Extracted text =
* * *
The observed homogeneity results from the fact that in every part of our planet the main mechanisms responsible for mountain sculpture are basically the same. Tectonic or volcanic movements are necessary to raise the terrain, but the most important sculpting factor is water and glacial erosion. Water and ice lead to cracking and crushing of rocks and transfer the fragmented material to the lowlands. This results in gullies, canyons and mountain valleys, and therefore also ridges. Since the watercourses that form the drainage system of a given area are of a dendritic structure by nature (outside desert areas, of course), a similar structure also occurs in the case of the ridge systems. But why are the mutual relations between the numbers of ridges with a different number of branches so similar for different types of mountains?

“The situation becomes clearer when we consider gravity in addition to water,” explains Dr. Kwapien. “When rock material is crushed, it becomes subject to the dynamics of loose bodies regardless of its chemical composition. Loose bodies on slopes can only remain there if the angles of inclination are not too great. The slopes must not be too steep. This is why the depth of valleys in nature is limited by their own width. Narrow river canyons with almost vertical walls only exist at an early stage of sculpture formation. They are rare in mature mountain formations because their walls have already undergone slanting.”
* * *
Data items:
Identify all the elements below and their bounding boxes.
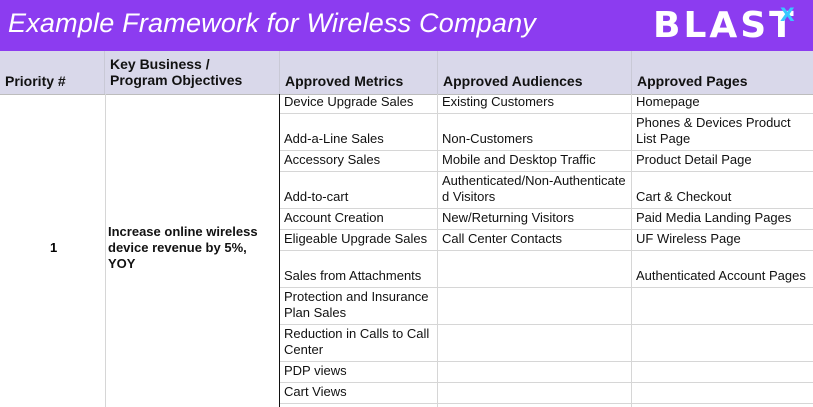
logo-accent: X (780, 4, 795, 26)
page-cell[interactable] (632, 383, 813, 404)
metric-cell[interactable]: PDP views (280, 362, 437, 383)
metric-cell[interactable]: Reduction in Calls to Call Center (280, 325, 437, 362)
header-objectives-line1: Key Business / (110, 56, 210, 72)
audience-cell[interactable] (438, 288, 631, 325)
audience-cell[interactable]: New/Returning Visitors (438, 209, 631, 230)
metric-cell[interactable]: Add-a-Line Sales (280, 114, 437, 151)
metric-cell[interactable]: Eligeable Upgrade Sales (280, 230, 437, 251)
metric-cell[interactable]: Protection and Insurance Plan Sales (280, 288, 437, 325)
header-audiences[interactable]: Approved Audiences (438, 51, 632, 94)
metric-cell[interactable]: Cart Views (280, 383, 437, 404)
blastx-logo: BLAST X (653, 4, 797, 46)
metric-cell[interactable]: Account Creation (280, 209, 437, 230)
page-cell[interactable]: UF Wireless Page (632, 230, 813, 251)
header-objectives-line2: Program Objectives (110, 72, 243, 88)
page-title: Example Framework for Wireless Company (8, 8, 536, 38)
audience-cell[interactable] (438, 251, 631, 288)
page-cell[interactable]: Authenticated Account Pages (632, 251, 813, 288)
page-cell[interactable]: Homepage (632, 94, 813, 114)
column-divider (279, 94, 280, 407)
page-cell[interactable]: Cart & Checkout (632, 172, 813, 209)
header-metrics[interactable]: Approved Metrics (280, 51, 438, 94)
audience-cell[interactable]: Existing Customers (438, 94, 631, 114)
metric-cell[interactable]: Accessory Sales (280, 151, 437, 172)
audience-cell[interactable] (438, 325, 631, 362)
objective-cell[interactable]: Increase online wireless device revenue … (108, 224, 258, 271)
header-priority[interactable]: Priority # (0, 51, 105, 94)
page-cell[interactable]: Paid Media Landing Pages (632, 209, 813, 230)
audience-cell[interactable] (438, 383, 631, 404)
page-cell[interactable] (632, 362, 813, 383)
page-cell[interactable]: Phones & Devices Product List Page (632, 114, 813, 151)
priority-cell[interactable]: 1 (0, 94, 105, 407)
column-divider (105, 94, 106, 407)
audience-cell[interactable] (438, 362, 631, 383)
logo-wordmark: BLAST (653, 5, 797, 46)
header-pages[interactable]: Approved Pages (637, 73, 748, 89)
table-header-row: Priority # Key Business / Program Object… (0, 51, 813, 95)
audience-cell[interactable]: Authenticated/Non-Authenticated Visitors (438, 172, 631, 209)
page-cell[interactable] (632, 288, 813, 325)
metric-cell[interactable]: Device Upgrade Sales (280, 94, 437, 114)
audience-cell[interactable]: Non-Customers (438, 114, 631, 151)
metric-cell[interactable]: Add-to-cart (280, 172, 437, 209)
title-banner: Example Framework for Wireless Company B… (0, 0, 813, 51)
audience-cell[interactable]: Call Center Contacts (438, 230, 631, 251)
column-divider (631, 94, 632, 407)
column-divider (437, 94, 438, 407)
page-cell[interactable]: Product Detail Page (632, 151, 813, 172)
metric-cell[interactable]: Sales from Attachments (280, 251, 437, 288)
page-cell[interactable] (632, 325, 813, 362)
audience-cell[interactable]: Mobile and Desktop Traffic (438, 151, 631, 172)
header-objectives[interactable]: Key Business / Program Objectives (105, 51, 280, 94)
priority-value: 1 (50, 240, 58, 255)
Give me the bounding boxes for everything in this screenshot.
* * *
Exercises to complete =
- A) Translate this sentence from the passage on mountain sculpture into Spanish: "Loose bodies on slopes can only remain there if the angles of inclination are not too great."
- B) Condense the paragraph of the passage on mountain sculpture that begins "The observed homogeneity results" into a short bulleted list that keeps its main facts.
- C) Write the next part of the passage on mountain sculpture, picking up after its final sentence.

Results of the tasks =
- A) Los cuerpos sueltos en las laderas solo pueden permanecer allí si los ángulos de inclinación no son demasiado grandes.

- B)
- Mountains everywhere show similar features because the main mechanisms that sculpt them are basically the same.
- Tectonic or volcanic movements raise the terrain, but water and glacial erosion do most of the sculpting.
- Water and ice crack and crush rock and carry the fragments to the lowlands, creating gullies, canyons, valleys and therefore ridges.
- Drainage systems are naturally dendritic (outside deserts), so ridge systems have a similar structure.
- The remaining question is why the proportions of ridges with different numbers of branches are so similar across mountain types.

- C)
The existence of river systems draining water from a given area, erosion crushing rocks and carving valleys, as well as gravitational landslides of rock rubble mean that the ridges cannot be arbitrarily close or far from each other. There is an optimal arrangement, independent of the properties of the mountain range and giving the mountains some universal features.

The above observations are complemented by another observation made by the IFJ PAN physicists, concerning the dimensions of the fractal ridge structures. The fractal dimension describes how rough the structure of the object is. The line of a single ridge has a dimension of 1. If the lines (ridges) were placed extremely densely, their fractal dimension would correspond to the dimension of the surface, and therefore would be equal to 2. The researchers showed that if the ridge structures are presented as graphs whose nodes are the intersections of the ridges (it is in these intersections that peaks are most common), and the edges of the graphs are the ridges connecting the peaks, then the fractal dimensions of such graphs would be with a good approximation equal to the number… 5/3.

“In some graphs we see the hierarchy of mountain structures, in others their fractality. In both cases, for all types of mountains we encounter the same values of the appropriate numbers. This universalism gives food for thought,” states Prof. Stanislaw Drozdz (IFJ PAN, Cracow University of Technology).

If different mountain ranges are so similar in terms of size, where are the sources of mountain diversity? Will it be possible to study them using graph theory and fractal geometry? Will it be possible to create a model in which an evolving graph will imitate the successive stages of the formation of a mountain sculpture? Finally, will it be possible to apply the transformation of ridge maps into graphs in practice, for example in cartography? These questions—and many others—will only be answered by future research.

**More information:**

Rafał Rak et al, Universal features of mountain ridge networks on Earth,

*Journal of Complex Networks*(2019). DOI: 10.1093/comnet/cnz017

Provided by

The Henryk Niewodniczanski Institute of Nuclear Physics Polish Academy of Sciences

**Citation**:

The universal beauty of the mountains can be seen in graphs (2019, June 6)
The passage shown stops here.